- **WHAT THE TASK ASKS**
In the listing below, how many lines contain the word "нельзяграм"? Please respond with the number only.

◇ ◇ ◇ ◇ ◇ ◇ ◇

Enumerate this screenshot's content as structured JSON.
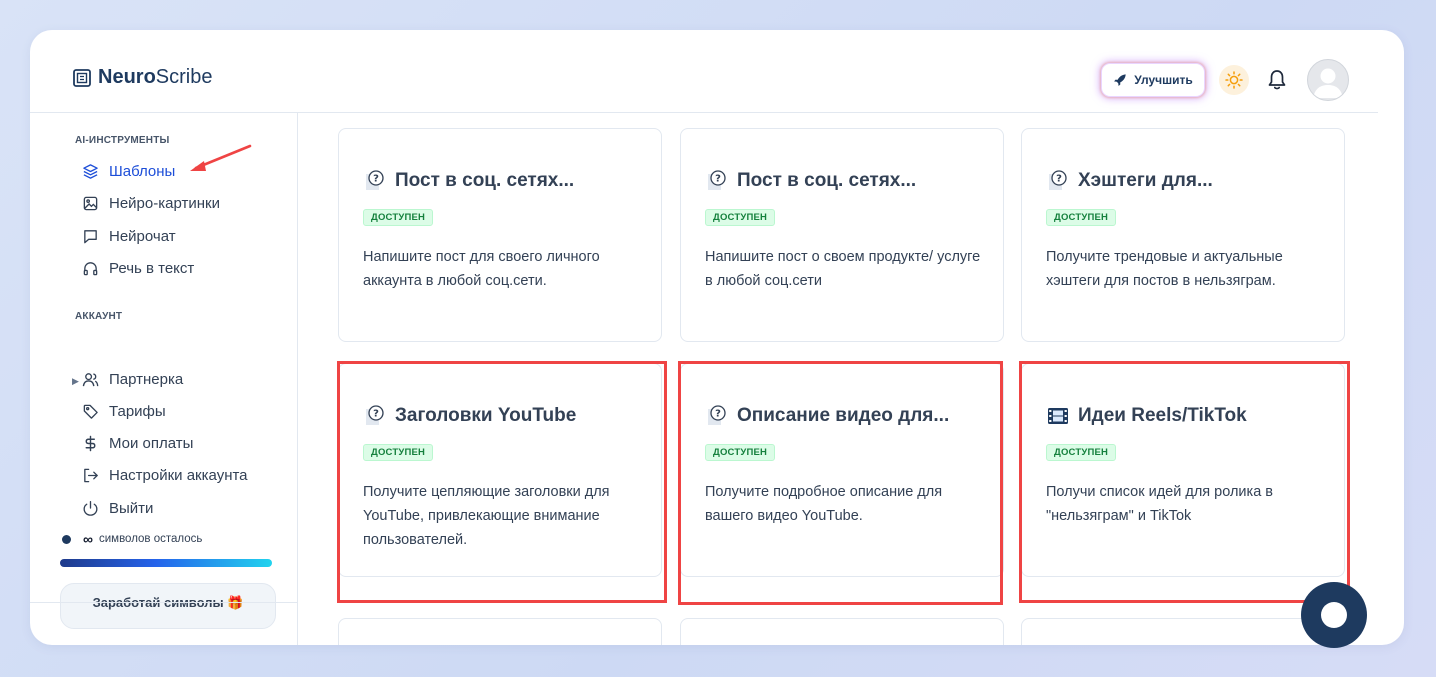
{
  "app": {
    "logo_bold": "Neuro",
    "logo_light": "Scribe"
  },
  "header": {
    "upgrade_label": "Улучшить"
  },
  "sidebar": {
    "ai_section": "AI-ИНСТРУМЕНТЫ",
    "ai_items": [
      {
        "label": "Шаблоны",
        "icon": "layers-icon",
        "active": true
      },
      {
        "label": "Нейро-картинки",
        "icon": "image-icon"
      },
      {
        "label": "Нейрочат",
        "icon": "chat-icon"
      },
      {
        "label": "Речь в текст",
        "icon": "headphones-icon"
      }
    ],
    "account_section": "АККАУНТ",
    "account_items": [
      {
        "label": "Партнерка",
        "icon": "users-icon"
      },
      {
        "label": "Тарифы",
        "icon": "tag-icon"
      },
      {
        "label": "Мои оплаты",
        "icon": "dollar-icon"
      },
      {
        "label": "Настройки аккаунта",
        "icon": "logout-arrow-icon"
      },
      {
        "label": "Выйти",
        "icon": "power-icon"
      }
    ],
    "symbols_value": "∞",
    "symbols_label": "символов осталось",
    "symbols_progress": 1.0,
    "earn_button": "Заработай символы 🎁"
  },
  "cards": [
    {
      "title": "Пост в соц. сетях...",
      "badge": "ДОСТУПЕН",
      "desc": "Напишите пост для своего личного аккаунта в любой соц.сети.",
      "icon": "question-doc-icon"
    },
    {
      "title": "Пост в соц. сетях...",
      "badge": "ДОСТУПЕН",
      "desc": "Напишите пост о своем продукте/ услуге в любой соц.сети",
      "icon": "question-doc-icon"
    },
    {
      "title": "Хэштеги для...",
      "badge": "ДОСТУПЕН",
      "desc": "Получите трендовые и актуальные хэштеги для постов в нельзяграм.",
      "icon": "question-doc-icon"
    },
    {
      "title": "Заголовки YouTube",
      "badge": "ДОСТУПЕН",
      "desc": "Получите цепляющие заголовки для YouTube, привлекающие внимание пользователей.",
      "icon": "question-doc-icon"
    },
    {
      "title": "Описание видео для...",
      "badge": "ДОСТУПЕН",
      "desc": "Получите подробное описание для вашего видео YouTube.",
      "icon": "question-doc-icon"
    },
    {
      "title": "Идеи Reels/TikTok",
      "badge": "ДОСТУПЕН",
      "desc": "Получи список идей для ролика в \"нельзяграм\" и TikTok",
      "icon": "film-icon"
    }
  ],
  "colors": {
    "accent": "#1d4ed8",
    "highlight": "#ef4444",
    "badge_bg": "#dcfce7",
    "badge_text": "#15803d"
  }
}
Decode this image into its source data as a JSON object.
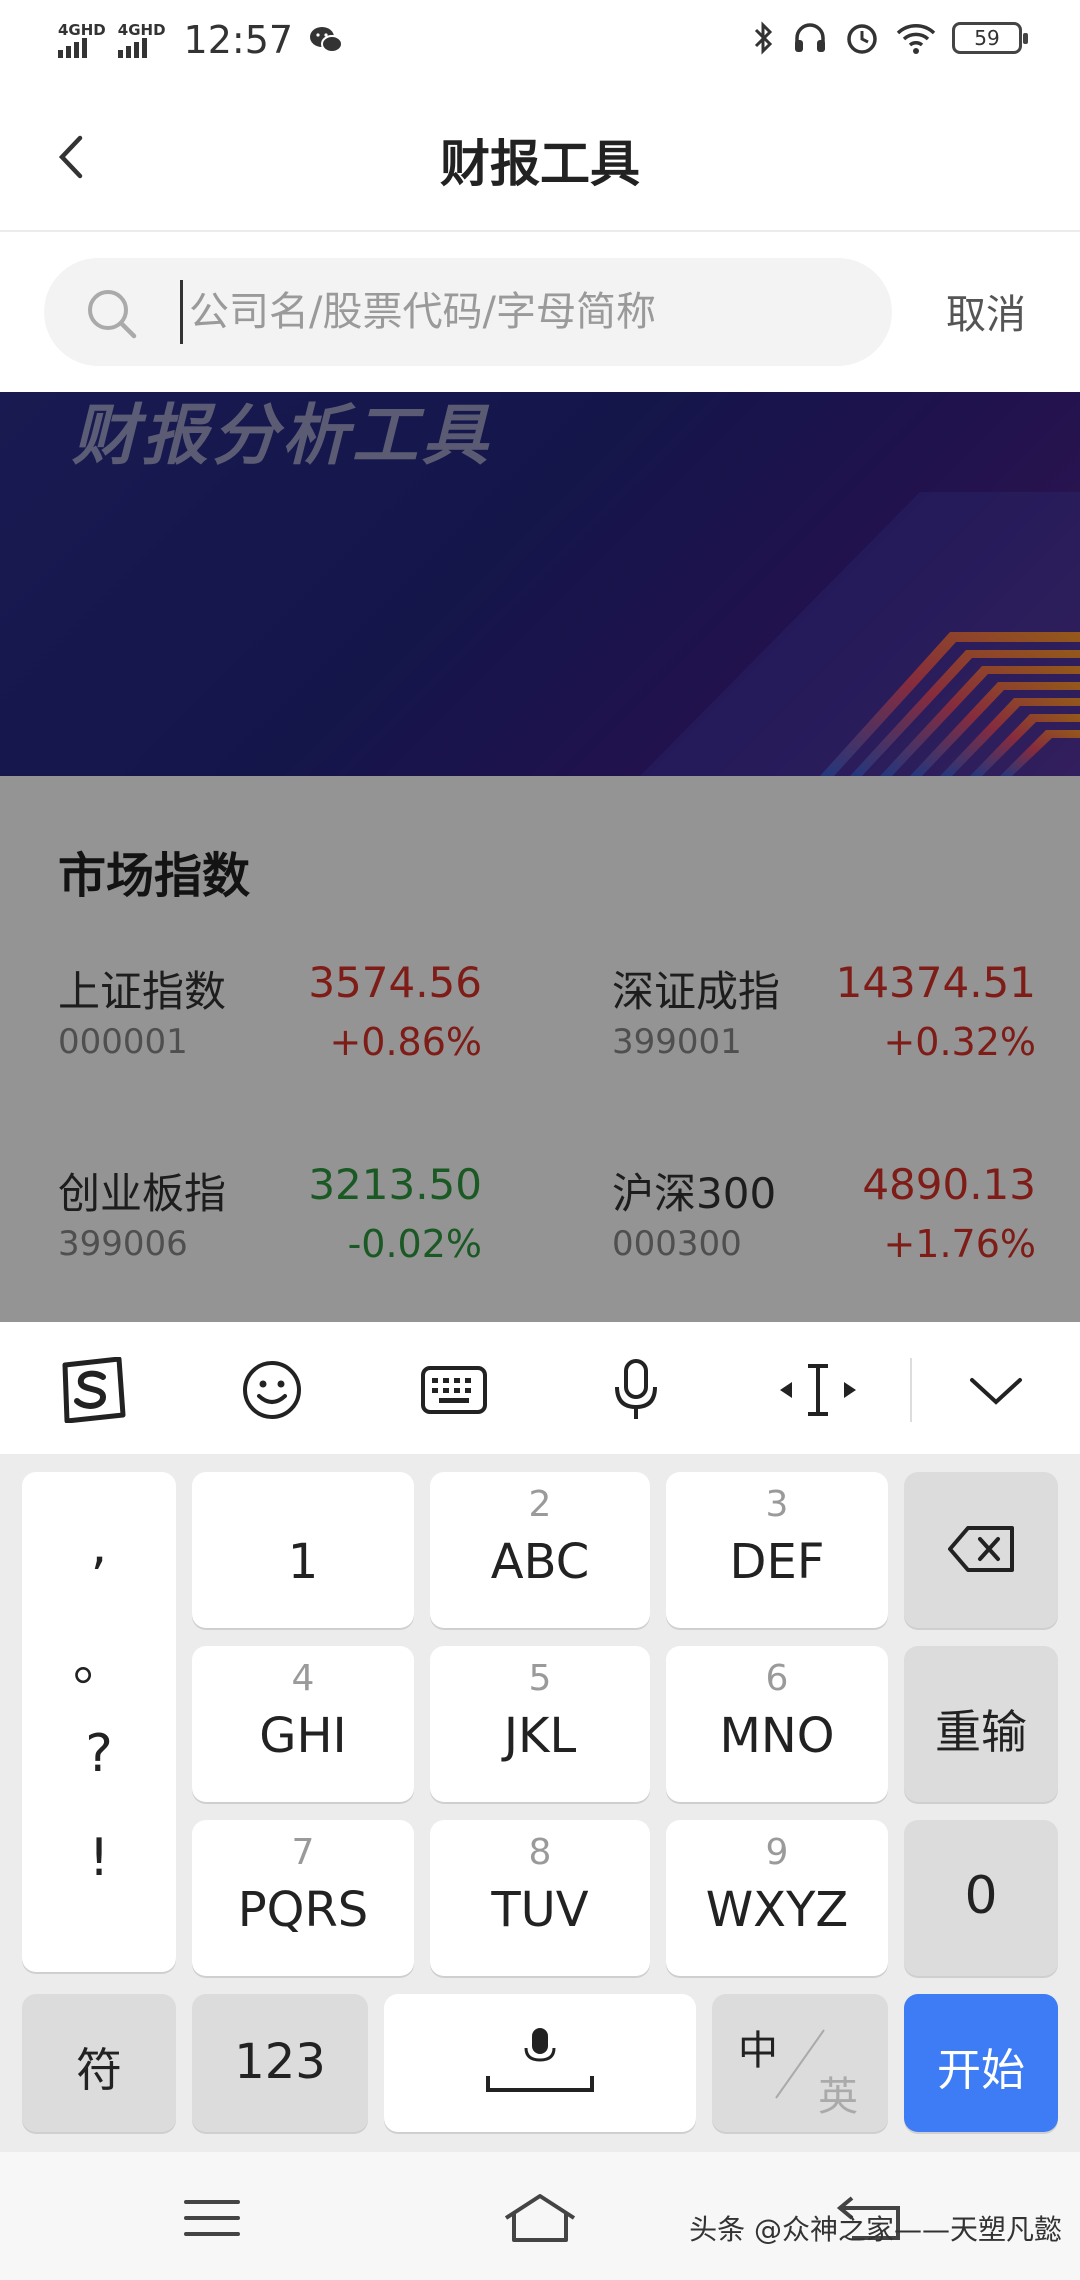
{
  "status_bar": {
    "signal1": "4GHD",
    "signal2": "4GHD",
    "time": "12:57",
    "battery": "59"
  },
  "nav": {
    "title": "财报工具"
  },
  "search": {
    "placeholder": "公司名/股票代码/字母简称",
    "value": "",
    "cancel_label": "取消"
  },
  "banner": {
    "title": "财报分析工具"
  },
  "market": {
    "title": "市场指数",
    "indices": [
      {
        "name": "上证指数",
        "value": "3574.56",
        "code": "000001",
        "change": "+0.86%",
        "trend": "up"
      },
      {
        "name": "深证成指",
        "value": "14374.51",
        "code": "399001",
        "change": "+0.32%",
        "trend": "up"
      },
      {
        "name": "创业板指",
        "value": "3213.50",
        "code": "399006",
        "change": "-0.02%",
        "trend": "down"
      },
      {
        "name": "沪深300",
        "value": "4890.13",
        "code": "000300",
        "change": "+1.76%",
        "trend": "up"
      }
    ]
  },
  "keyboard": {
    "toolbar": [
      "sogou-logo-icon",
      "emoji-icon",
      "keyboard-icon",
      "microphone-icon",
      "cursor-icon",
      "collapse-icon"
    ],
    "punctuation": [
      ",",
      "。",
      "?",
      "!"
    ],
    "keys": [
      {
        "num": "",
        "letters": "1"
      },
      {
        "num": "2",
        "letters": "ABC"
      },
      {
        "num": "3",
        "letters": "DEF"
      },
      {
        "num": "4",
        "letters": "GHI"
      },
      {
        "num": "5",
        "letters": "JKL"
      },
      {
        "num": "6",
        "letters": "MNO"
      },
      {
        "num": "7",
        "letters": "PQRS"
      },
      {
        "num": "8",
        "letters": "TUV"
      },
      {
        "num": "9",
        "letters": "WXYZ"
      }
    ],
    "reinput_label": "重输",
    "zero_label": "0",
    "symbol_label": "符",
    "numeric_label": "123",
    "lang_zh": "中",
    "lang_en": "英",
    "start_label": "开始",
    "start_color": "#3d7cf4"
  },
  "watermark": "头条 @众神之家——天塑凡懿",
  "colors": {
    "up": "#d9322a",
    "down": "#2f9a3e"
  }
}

◇ ◇ ◇ ◇ ◇ ◇ ◇

- **EXERCISE RESPONSE**
2